Go through the entries below and collect each line with the string "dance" in it.

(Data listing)
--------------------------------------------------

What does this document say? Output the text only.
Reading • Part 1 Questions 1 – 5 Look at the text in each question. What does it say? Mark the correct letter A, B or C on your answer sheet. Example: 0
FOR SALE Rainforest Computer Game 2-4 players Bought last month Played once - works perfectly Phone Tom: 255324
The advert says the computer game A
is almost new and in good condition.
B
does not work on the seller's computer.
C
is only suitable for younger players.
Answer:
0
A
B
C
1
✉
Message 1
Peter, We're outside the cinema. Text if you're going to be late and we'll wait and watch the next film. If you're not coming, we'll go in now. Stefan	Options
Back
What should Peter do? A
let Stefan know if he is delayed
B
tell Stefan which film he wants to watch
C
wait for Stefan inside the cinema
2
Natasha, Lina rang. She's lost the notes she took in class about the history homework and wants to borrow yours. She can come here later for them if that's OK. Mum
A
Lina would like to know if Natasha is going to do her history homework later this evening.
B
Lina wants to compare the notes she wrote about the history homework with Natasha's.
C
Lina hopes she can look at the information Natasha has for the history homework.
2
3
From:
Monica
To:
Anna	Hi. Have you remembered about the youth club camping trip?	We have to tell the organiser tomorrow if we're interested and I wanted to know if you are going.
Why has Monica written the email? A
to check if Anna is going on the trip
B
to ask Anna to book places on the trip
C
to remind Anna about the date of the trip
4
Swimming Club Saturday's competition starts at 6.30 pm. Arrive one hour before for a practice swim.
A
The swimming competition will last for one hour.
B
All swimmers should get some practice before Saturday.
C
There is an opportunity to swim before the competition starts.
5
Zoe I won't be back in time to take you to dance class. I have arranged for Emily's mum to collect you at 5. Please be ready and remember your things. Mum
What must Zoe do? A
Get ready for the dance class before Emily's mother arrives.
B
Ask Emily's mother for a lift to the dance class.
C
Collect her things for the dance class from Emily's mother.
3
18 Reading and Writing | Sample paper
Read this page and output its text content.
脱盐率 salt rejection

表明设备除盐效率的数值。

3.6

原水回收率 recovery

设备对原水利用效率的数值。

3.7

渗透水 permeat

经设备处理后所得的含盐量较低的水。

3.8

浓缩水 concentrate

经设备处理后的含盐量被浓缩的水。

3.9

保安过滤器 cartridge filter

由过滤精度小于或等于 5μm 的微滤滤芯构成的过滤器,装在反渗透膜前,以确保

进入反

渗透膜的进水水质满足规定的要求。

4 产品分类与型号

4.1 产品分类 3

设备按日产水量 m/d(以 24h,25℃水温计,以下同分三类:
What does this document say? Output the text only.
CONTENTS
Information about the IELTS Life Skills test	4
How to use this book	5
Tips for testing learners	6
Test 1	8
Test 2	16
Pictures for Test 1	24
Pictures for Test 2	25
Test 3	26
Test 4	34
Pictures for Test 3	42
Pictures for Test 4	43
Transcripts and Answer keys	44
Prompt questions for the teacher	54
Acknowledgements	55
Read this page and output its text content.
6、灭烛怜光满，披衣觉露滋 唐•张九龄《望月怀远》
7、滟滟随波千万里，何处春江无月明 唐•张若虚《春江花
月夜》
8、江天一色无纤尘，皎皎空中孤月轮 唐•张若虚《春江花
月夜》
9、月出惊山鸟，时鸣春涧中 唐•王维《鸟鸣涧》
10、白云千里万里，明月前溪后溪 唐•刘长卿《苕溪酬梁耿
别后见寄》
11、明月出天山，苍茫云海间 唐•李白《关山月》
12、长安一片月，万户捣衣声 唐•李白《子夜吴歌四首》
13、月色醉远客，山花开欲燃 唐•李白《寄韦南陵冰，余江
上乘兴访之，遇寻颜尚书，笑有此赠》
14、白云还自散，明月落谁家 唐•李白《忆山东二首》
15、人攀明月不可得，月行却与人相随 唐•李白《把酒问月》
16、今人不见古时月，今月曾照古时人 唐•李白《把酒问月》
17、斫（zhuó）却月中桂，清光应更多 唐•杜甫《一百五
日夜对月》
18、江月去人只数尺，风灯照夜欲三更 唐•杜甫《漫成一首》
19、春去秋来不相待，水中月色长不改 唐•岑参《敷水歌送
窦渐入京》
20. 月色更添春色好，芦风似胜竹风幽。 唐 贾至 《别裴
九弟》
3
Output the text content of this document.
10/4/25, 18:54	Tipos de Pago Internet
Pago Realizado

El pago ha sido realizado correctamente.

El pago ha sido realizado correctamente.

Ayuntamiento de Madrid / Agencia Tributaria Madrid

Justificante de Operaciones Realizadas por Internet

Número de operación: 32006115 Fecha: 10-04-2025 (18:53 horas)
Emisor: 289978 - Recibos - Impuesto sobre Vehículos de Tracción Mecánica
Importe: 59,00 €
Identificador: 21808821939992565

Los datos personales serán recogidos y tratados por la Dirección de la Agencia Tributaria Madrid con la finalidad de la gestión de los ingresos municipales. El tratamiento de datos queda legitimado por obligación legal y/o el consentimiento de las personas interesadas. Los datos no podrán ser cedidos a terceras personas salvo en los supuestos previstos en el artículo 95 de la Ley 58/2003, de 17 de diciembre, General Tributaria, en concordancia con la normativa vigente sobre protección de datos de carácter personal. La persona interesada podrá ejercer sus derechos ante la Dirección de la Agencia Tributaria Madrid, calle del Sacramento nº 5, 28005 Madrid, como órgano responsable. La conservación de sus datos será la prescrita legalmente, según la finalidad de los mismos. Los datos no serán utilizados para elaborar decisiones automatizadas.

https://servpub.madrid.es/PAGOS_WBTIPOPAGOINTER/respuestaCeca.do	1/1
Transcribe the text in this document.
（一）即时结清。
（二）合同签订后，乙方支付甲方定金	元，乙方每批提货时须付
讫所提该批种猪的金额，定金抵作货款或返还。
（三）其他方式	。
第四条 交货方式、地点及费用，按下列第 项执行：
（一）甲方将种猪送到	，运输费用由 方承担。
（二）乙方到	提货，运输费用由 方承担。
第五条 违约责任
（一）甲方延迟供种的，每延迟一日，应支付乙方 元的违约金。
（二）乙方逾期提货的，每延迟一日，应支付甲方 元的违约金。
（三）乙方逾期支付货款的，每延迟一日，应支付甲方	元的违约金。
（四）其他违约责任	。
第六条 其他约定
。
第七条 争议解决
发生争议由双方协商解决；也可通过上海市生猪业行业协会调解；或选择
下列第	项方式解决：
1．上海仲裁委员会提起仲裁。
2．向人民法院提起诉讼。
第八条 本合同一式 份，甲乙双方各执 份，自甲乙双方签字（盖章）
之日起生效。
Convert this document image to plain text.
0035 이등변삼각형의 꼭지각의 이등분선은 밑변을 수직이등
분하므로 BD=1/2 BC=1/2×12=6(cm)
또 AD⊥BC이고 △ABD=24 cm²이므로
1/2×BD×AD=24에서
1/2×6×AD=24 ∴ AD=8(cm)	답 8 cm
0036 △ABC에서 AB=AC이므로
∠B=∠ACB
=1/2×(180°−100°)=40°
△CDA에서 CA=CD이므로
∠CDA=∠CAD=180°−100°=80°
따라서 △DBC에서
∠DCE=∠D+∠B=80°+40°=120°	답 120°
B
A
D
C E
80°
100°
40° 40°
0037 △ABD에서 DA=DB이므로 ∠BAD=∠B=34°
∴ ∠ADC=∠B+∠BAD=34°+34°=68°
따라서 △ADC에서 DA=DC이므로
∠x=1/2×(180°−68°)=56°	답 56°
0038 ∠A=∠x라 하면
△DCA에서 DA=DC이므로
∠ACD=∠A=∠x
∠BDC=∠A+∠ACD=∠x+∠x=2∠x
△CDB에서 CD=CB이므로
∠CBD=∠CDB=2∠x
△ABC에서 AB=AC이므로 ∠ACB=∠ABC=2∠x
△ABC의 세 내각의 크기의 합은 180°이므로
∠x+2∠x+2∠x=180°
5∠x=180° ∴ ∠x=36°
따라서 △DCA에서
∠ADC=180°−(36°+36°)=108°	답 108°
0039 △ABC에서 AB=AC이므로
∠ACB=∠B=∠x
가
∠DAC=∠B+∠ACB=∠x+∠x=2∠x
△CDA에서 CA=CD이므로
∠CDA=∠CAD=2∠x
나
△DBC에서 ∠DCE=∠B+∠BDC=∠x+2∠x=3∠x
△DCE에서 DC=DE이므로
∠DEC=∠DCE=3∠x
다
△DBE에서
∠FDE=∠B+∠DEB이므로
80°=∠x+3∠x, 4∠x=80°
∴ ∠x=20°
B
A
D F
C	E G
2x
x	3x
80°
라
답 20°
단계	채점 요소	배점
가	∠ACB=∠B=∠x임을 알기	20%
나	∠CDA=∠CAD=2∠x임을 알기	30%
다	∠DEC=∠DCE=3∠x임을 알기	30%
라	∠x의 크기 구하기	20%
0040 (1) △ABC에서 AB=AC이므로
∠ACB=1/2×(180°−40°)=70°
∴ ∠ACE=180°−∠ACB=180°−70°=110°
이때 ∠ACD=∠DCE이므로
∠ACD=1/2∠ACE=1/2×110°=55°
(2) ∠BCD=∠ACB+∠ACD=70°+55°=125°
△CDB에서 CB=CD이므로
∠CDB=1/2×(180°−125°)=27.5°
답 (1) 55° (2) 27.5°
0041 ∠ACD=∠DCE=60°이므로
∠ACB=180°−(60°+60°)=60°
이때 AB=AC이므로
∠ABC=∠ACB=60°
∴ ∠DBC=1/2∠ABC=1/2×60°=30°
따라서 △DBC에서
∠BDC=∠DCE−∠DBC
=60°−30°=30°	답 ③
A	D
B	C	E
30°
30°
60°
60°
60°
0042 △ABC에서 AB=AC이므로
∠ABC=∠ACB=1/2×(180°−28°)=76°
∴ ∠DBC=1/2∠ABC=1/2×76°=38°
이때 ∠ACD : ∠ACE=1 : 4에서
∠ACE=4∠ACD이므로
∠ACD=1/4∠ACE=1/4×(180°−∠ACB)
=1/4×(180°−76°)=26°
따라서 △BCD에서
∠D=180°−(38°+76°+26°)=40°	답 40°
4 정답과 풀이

--------------------------------------------------

Written response -
Zoe I won't be back in time to take you to dance class. I have arranged for Emily's mum to collect you at 5. Please be ready and remember your things. Mum
Get ready for the dance class before Emily's mother arrives.
Ask Emily's mother for a lift to the dance class.
Collect her things for the dance class from Emily's mother.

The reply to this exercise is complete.